- [WRITTEN REQUEST]
Gather all lines in the records below that include the word "from".
>> start STORED ROWS
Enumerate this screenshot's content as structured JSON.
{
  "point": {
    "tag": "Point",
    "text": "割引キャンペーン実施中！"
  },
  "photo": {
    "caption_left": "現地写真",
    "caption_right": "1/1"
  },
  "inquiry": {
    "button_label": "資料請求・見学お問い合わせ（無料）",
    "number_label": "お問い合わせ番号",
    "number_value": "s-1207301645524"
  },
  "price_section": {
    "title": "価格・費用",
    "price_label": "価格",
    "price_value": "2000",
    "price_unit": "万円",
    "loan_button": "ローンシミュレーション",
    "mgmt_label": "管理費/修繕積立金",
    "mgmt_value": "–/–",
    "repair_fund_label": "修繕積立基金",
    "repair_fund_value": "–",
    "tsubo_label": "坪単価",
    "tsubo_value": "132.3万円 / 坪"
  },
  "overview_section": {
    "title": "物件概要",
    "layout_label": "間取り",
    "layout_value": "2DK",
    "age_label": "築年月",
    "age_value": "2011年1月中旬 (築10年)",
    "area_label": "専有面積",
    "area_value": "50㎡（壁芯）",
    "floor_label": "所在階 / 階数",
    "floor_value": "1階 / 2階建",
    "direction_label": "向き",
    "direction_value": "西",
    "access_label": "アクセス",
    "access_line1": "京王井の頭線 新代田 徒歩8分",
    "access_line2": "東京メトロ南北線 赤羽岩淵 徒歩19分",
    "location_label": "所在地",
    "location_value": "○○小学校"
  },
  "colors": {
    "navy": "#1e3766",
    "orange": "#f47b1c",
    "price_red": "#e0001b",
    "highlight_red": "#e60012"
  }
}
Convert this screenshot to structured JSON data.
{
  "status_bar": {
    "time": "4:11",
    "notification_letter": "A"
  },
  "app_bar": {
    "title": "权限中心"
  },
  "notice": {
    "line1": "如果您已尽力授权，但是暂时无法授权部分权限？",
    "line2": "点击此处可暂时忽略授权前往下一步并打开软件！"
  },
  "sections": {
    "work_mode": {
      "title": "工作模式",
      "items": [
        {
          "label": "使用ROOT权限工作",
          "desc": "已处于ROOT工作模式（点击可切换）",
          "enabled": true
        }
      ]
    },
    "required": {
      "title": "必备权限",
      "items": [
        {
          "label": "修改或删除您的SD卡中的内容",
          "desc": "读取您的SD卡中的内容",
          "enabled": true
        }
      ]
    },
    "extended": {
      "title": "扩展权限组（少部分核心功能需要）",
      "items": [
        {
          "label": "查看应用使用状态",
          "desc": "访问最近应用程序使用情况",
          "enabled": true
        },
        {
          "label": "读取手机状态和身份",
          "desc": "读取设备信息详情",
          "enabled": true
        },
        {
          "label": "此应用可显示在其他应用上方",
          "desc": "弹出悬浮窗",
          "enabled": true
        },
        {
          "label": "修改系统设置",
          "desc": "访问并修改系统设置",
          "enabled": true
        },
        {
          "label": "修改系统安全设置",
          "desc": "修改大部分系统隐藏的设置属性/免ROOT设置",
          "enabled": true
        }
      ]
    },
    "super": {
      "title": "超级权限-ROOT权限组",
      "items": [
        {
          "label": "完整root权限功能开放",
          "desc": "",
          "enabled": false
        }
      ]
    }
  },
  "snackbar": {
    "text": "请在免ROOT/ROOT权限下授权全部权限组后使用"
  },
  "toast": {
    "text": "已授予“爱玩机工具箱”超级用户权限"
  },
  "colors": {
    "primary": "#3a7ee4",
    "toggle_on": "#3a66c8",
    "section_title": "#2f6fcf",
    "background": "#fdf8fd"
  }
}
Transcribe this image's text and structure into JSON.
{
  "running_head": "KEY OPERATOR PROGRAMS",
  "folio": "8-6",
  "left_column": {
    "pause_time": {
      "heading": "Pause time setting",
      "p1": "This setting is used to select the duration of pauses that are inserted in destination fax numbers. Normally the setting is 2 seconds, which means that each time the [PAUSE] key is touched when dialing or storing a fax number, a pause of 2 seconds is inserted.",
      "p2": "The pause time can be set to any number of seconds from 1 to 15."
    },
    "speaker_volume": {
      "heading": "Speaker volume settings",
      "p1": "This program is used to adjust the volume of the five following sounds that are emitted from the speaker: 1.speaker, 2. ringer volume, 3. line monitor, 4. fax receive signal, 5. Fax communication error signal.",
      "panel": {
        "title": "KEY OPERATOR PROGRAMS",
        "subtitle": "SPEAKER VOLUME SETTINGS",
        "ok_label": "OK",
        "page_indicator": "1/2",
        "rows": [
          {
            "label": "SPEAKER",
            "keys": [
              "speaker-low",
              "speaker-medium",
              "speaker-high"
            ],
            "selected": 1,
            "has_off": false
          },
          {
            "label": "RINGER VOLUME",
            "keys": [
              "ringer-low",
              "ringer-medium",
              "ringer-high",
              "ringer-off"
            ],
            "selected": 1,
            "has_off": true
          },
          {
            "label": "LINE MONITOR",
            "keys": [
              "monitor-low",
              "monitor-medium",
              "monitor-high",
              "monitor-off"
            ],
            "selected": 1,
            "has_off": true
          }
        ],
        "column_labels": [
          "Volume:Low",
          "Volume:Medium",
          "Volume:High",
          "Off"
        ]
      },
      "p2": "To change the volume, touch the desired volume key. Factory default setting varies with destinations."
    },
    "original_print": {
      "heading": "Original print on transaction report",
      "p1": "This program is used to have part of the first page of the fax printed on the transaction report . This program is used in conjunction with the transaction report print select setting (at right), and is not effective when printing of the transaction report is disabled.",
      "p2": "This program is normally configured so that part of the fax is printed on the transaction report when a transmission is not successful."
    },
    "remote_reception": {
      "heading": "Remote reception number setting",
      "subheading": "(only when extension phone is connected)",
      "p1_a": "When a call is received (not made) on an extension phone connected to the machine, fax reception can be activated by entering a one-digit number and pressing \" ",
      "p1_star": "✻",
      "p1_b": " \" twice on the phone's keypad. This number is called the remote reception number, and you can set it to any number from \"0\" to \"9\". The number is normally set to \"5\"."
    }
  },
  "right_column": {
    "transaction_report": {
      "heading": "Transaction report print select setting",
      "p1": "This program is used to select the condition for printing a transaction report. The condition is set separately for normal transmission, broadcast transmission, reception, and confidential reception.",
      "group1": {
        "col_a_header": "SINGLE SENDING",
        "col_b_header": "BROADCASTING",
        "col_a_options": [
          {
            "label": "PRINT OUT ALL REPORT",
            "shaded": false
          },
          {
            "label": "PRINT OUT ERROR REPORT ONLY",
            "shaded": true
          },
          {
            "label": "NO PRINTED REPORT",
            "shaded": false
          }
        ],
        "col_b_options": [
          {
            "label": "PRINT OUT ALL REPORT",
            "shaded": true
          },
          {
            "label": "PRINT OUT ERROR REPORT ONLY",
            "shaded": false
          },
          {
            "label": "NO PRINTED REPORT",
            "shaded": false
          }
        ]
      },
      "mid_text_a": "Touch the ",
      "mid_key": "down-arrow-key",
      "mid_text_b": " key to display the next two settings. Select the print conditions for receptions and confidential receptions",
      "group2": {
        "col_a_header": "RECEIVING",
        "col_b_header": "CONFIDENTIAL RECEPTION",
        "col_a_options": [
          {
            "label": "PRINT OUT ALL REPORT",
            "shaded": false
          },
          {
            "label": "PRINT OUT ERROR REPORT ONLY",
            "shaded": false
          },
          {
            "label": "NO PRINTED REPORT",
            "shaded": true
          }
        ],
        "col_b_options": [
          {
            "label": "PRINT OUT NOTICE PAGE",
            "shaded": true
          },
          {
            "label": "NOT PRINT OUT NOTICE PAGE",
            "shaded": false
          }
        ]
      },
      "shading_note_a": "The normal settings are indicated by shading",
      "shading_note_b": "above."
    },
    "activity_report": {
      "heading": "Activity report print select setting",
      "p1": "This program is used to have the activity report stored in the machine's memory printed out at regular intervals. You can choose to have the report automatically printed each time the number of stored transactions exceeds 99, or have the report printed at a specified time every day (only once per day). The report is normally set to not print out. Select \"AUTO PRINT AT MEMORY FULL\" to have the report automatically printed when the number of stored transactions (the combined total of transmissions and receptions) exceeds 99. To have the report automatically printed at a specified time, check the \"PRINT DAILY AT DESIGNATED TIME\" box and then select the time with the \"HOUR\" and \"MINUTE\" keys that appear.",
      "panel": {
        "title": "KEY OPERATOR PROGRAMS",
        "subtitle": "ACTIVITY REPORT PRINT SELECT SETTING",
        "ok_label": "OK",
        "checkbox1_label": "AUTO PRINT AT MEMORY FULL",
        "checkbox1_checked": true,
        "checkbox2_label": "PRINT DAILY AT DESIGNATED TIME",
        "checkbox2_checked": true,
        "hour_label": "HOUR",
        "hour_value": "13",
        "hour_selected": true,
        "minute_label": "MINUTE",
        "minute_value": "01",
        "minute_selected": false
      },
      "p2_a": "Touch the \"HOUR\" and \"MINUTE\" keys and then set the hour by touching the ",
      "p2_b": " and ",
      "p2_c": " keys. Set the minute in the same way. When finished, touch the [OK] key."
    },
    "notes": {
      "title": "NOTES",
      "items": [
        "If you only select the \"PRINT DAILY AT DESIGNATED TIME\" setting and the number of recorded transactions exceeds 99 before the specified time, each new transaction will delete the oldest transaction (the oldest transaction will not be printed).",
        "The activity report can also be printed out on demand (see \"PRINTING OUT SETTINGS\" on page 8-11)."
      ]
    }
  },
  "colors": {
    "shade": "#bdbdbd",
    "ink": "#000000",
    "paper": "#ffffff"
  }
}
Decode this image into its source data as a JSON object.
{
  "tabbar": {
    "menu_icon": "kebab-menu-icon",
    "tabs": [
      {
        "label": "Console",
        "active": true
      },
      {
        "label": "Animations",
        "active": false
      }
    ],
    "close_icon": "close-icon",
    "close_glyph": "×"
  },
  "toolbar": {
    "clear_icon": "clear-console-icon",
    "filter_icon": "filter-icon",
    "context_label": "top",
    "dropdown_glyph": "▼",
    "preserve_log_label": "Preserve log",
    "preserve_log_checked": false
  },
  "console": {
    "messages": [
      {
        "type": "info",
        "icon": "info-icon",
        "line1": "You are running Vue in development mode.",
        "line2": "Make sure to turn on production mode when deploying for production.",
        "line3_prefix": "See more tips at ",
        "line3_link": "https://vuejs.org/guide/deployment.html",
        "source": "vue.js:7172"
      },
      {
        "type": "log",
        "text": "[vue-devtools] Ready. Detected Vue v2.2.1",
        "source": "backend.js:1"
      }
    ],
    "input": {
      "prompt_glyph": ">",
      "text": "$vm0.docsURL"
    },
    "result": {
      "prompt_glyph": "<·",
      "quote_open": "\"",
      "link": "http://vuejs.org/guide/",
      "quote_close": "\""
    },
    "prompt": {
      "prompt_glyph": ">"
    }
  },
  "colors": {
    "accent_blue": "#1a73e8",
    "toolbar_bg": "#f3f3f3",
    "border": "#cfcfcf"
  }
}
>> end STORED ROWS
- [RESULT OF THE TASK]
      "p2": "The pause time can be set to any number of seconds from 1 to 15."
      "p1": "This program is used to adjust the volume of the five following sounds that are emitted from the speaker: 1.speaker, 2. ringer volume, 3. line monitor, 4. fax receive signal, 5. Fax communication error signal.",
      "p1_b": " \" twice on the phone's keypad. This number is called the remote reception number, and you can set it to any number from \"0\" to \"9\". The number is normally set to \"5\"."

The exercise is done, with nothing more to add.